#### THE PROBLEM:
Reproduce the data below, swapping every instance of "bounding boxes" for "box coordinates" and leaving everything else unchanged. Leave the pictures out of your answer.

#### STORED RECORDS:
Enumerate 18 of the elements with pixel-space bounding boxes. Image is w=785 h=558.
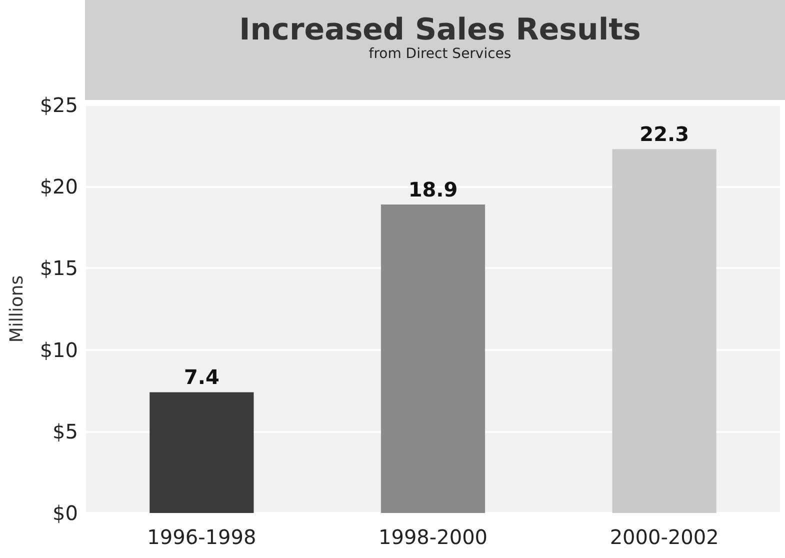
- bar: [380, 204, 486, 513]
- data-label: 7.4: [184, 365, 220, 390]
- x-tick-label: 1998-2000: [378, 525, 488, 549]
- bar: [150, 392, 254, 513]
- chart-subtitle: from Direct Services: [368, 46, 512, 62]
- x-tick-label: 1996-1998: [147, 525, 256, 549]
- y-tick-label: $25: [40, 93, 78, 117]
- y-axis-title: Millions: [6, 275, 28, 343]
- y-tick-label: $15: [40, 256, 78, 280]
- data-label: 18.9: [408, 178, 458, 202]
- data-label: 22.3: [640, 122, 690, 146]
- y-tick-label: $10: [40, 338, 78, 362]
- x-tick-label: 2000-2002: [610, 525, 719, 549]
- y-tick-label: $20: [40, 174, 78, 199]
- y-tick-label: $0: [52, 501, 78, 525]
- y-tick-label: $5: [52, 419, 78, 444]
- chart-title: Increased Sales Results: [239, 12, 641, 48]
- bar: [612, 149, 716, 513]
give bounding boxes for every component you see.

#### RESULT OF THIS EXERCISE:
Enumerate 18 of the elements with pixel-space box coordinates. Image is w=785 h=558.
- bar: [380, 204, 486, 513]
- data-label: 7.4: [184, 365, 220, 390]
- x-tick-label: 1998-2000: [378, 525, 488, 549]
- bar: [150, 392, 254, 513]
- chart-subtitle: from Direct Services: [368, 46, 512, 62]
- x-tick-label: 1996-1998: [147, 525, 256, 549]
- y-tick-label: $25: [40, 93, 78, 117]
- y-axis-title: Millions: [6, 275, 28, 343]
- y-tick-label: $15: [40, 256, 78, 280]
- data-label: 18.9: [408, 178, 458, 202]
- data-label: 22.3: [640, 122, 690, 146]
- y-tick-label: $10: [40, 338, 78, 362]
- x-tick-label: 2000-2002: [610, 525, 719, 549]
- y-tick-label: $20: [40, 174, 78, 199]
- y-tick-label: $0: [52, 501, 78, 525]
- y-tick-label: $5: [52, 419, 78, 444]
- chart-title: Increased Sales Results: [239, 12, 641, 48]
- bar: [612, 149, 716, 513]
give box coordinates for every component you see.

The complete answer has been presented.